◆ **Exercise**
Reproduce every entry in the listing without alteration.

-- -- --

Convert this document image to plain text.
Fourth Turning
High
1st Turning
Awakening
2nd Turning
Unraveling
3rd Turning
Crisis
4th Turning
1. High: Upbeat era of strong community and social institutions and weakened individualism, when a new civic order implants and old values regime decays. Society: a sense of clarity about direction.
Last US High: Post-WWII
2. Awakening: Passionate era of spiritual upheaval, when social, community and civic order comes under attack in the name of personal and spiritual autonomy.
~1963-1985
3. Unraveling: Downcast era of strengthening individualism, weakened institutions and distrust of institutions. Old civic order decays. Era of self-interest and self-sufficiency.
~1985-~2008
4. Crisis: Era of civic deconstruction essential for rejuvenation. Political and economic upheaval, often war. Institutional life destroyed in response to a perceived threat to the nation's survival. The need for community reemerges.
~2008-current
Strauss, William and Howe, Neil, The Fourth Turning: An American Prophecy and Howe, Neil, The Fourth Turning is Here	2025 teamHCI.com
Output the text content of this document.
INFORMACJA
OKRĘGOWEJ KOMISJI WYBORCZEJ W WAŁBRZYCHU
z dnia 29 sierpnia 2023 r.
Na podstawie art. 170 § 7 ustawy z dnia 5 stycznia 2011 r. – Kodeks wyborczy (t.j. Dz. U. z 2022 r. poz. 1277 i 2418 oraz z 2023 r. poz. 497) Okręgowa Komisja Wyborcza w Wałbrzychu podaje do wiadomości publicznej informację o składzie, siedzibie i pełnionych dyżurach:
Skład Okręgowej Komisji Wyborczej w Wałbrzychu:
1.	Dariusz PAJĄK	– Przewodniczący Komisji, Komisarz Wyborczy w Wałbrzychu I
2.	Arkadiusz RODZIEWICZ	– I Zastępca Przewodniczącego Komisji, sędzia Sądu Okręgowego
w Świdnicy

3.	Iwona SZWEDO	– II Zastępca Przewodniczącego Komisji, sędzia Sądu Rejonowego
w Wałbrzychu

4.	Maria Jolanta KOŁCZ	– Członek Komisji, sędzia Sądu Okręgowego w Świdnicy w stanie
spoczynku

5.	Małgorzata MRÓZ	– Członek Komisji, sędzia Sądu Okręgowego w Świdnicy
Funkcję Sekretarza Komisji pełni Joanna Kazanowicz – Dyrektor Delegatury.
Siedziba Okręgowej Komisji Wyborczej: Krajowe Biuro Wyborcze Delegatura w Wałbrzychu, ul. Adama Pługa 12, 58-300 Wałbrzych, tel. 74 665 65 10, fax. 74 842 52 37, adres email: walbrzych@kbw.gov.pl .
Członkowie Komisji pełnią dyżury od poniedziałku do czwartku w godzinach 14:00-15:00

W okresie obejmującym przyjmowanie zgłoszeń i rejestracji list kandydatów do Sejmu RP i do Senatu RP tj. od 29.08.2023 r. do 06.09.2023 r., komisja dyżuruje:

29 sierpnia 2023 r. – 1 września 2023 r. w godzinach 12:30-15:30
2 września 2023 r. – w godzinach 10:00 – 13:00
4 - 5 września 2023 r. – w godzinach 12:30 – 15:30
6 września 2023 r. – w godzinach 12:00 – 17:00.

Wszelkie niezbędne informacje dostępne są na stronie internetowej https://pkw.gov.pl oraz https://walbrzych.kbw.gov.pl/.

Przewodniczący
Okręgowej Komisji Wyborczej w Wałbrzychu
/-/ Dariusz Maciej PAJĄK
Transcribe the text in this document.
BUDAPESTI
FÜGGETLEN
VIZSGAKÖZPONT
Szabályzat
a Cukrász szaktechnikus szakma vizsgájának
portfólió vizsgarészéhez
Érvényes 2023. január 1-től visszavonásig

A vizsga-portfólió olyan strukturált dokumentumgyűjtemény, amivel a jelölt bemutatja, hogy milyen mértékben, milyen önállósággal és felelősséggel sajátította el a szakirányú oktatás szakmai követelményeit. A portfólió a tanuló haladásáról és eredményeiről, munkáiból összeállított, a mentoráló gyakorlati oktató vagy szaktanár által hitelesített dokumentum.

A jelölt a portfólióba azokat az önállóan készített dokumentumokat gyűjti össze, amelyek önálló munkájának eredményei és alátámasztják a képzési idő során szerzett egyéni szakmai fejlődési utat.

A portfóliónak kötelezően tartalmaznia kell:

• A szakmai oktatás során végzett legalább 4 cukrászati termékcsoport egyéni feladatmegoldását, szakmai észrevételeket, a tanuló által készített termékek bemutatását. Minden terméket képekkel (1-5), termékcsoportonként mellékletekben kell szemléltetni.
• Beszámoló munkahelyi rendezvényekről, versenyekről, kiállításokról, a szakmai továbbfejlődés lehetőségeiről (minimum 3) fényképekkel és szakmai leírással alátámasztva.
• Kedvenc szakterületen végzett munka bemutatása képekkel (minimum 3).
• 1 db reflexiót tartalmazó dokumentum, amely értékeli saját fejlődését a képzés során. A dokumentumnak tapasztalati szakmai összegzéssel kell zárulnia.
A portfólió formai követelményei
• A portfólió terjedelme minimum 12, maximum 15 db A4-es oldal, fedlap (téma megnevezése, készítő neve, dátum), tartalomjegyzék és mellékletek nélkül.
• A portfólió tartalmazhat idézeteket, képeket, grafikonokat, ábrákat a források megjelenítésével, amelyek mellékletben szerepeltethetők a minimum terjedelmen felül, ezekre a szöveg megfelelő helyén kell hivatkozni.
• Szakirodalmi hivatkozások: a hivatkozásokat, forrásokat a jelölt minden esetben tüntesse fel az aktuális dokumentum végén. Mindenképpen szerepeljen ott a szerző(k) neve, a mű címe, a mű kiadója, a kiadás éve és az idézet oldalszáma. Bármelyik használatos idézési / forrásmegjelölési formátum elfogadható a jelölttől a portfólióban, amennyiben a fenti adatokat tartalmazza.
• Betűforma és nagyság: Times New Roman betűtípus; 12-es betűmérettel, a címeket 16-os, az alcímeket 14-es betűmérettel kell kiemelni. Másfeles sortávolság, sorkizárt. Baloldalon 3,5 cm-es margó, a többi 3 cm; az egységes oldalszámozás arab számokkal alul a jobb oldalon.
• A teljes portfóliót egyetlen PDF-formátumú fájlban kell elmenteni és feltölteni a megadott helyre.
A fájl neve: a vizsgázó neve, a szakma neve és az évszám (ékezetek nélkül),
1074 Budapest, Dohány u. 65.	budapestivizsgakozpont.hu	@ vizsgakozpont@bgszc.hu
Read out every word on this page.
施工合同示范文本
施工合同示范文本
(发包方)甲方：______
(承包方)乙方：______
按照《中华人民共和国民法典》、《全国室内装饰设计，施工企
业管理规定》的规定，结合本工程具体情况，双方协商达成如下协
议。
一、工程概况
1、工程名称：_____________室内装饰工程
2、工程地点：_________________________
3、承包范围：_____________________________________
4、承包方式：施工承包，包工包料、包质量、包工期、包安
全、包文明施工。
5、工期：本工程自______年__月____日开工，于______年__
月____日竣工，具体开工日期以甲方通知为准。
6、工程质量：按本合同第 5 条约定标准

-- -- --

◆ **Written solution**
Convert this document image to plain text.
Fourth Turning
High
1st Turning
Awakening
2nd Turning
Unraveling
3rd Turning
Crisis
4th Turning
1. High: Upbeat era of strong community and social institutions and weakened individualism, when a new civic order implants and old values regime decays. Society: a sense of clarity about direction.
Last US High: Post-WWII
2. Awakening: Passionate era of spiritual upheaval, when social, community and civic order comes under attack in the name of personal and spiritual autonomy.
~1963-1985
3. Unraveling: Downcast era of strengthening individualism, weakened institutions and distrust of institutions. Old civic order decays. Era of self-interest and self-sufficiency.
~1985-~2008
4. Crisis: Era of civic deconstruction essential for rejuvenation. Political and economic upheaval, often war. Institutional life destroyed in response to a perceived threat to the nation's survival. The need for community reemerges.
~2008-current
Strauss, William and Howe, Neil, The Fourth Turning: An American Prophecy and Howe, Neil, The Fourth Turning is Here	2025 teamHCI.com
Output the text content of this document.
INFORMACJA
OKRĘGOWEJ KOMISJI WYBORCZEJ W WAŁBRZYCHU
z dnia 29 sierpnia 2023 r.
Na podstawie art. 170 § 7 ustawy z dnia 5 stycznia 2011 r. – Kodeks wyborczy (t.j. Dz. U. z 2022 r. poz. 1277 i 2418 oraz z 2023 r. poz. 497) Okręgowa Komisja Wyborcza w Wałbrzychu podaje do wiadomości publicznej informację o składzie, siedzibie i pełnionych dyżurach:
Skład Okręgowej Komisji Wyborczej w Wałbrzychu:
1.	Dariusz PAJĄK	– Przewodniczący Komisji, Komisarz Wyborczy w Wałbrzychu I
2.	Arkadiusz RODZIEWICZ	– I Zastępca Przewodniczącego Komisji, sędzia Sądu Okręgowego
w Świdnicy

3.	Iwona SZWEDO	– II Zastępca Przewodniczącego Komisji, sędzia Sądu Rejonowego
w Wałbrzychu

4.	Maria Jolanta KOŁCZ	– Członek Komisji, sędzia Sądu Okręgowego w Świdnicy w stanie
spoczynku

5.	Małgorzata MRÓZ	– Członek Komisji, sędzia Sądu Okręgowego w Świdnicy
Funkcję Sekretarza Komisji pełni Joanna Kazanowicz – Dyrektor Delegatury.
Siedziba Okręgowej Komisji Wyborczej: Krajowe Biuro Wyborcze Delegatura w Wałbrzychu, ul. Adama Pługa 12, 58-300 Wałbrzych, tel. 74 665 65 10, fax. 74 842 52 37, adres email: walbrzych@kbw.gov.pl .
Członkowie Komisji pełnią dyżury od poniedziałku do czwartku w godzinach 14:00-15:00

W okresie obejmującym przyjmowanie zgłoszeń i rejestracji list kandydatów do Sejmu RP i do Senatu RP tj. od 29.08.2023 r. do 06.09.2023 r., komisja dyżuruje:

29 sierpnia 2023 r. – 1 września 2023 r. w godzinach 12:30-15:30
2 września 2023 r. – w godzinach 10:00 – 13:00
4 - 5 września 2023 r. – w godzinach 12:30 – 15:30
6 września 2023 r. – w godzinach 12:00 – 17:00.

Wszelkie niezbędne informacje dostępne są na stronie internetowej https://pkw.gov.pl oraz https://walbrzych.kbw.gov.pl/.

Przewodniczący
Okręgowej Komisji Wyborczej w Wałbrzychu
/-/ Dariusz Maciej PAJĄK
Transcribe the text in this document.
BUDAPESTI
FÜGGETLEN
VIZSGAKÖZPONT
Szabályzat
a Cukrász szaktechnikus szakma vizsgájának
portfólió vizsgarészéhez
Érvényes 2023. január 1-től visszavonásig

A vizsga-portfólió olyan strukturált dokumentumgyűjtemény, amivel a jelölt bemutatja, hogy milyen mértékben, milyen önállósággal és felelősséggel sajátította el a szakirányú oktatás szakmai követelményeit. A portfólió a tanuló haladásáról és eredményeiről, munkáiból összeállított, a mentoráló gyakorlati oktató vagy szaktanár által hitelesített dokumentum.

A jelölt a portfólióba azokat az önállóan készített dokumentumokat gyűjti össze, amelyek önálló munkájának eredményei és alátámasztják a képzési idő során szerzett egyéni szakmai fejlődési utat.

A portfóliónak kötelezően tartalmaznia kell:

• A szakmai oktatás során végzett legalább 4 cukrászati termékcsoport egyéni feladatmegoldását, szakmai észrevételeket, a tanuló által készített termékek bemutatását. Minden terméket képekkel (1-5), termékcsoportonként mellékletekben kell szemléltetni.
• Beszámoló munkahelyi rendezvényekről, versenyekről, kiállításokról, a szakmai továbbfejlődés lehetőségeiről (minimum 3) fényképekkel és szakmai leírással alátámasztva.
• Kedvenc szakterületen végzett munka bemutatása képekkel (minimum 3).
• 1 db reflexiót tartalmazó dokumentum, amely értékeli saját fejlődését a képzés során. A dokumentumnak tapasztalati szakmai összegzéssel kell zárulnia.
A portfólió formai követelményei
• A portfólió terjedelme minimum 12, maximum 15 db A4-es oldal, fedlap (téma megnevezése, készítő neve, dátum), tartalomjegyzék és mellékletek nélkül.
• A portfólió tartalmazhat idézeteket, képeket, grafikonokat, ábrákat a források megjelenítésével, amelyek mellékletben szerepeltethetők a minimum terjedelmen felül, ezekre a szöveg megfelelő helyén kell hivatkozni.
• Szakirodalmi hivatkozások: a hivatkozásokat, forrásokat a jelölt minden esetben tüntesse fel az aktuális dokumentum végén. Mindenképpen szerepeljen ott a szerző(k) neve, a mű címe, a mű kiadója, a kiadás éve és az idézet oldalszáma. Bármelyik használatos idézési / forrásmegjelölési formátum elfogadható a jelölttől a portfólióban, amennyiben a fenti adatokat tartalmazza.
• Betűforma és nagyság: Times New Roman betűtípus; 12-es betűmérettel, a címeket 16-os, az alcímeket 14-es betűmérettel kell kiemelni. Másfeles sortávolság, sorkizárt. Baloldalon 3,5 cm-es margó, a többi 3 cm; az egységes oldalszámozás arab számokkal alul a jobb oldalon.
• A teljes portfóliót egyetlen PDF-formátumú fájlban kell elmenteni és feltölteni a megadott helyre.
A fájl neve: a vizsgázó neve, a szakma neve és az évszám (ékezetek nélkül),
1074 Budapest, Dohány u. 65.	budapestivizsgakozpont.hu	@ vizsgakozpont@bgszc.hu
Read out every word on this page.
施工合同示范文本
施工合同示范文本
(发包方)甲方：______
(承包方)乙方：______
按照《中华人民共和国民法典》、《全国室内装饰设计，施工企
业管理规定》的规定，结合本工程具体情况，双方协商达成如下协
议。
一、工程概况
1、工程名称：_____________室内装饰工程
2、工程地点：_________________________
3、承包范围：_____________________________________
4、承包方式：施工承包，包工包料、包质量、包工期、包安
全、包文明施工。
5、工期：本工程自______年__月____日开工，于______年__
月____日竣工，具体开工日期以甲方通知为准。
6、工程质量：按本合同第 5 条约定标准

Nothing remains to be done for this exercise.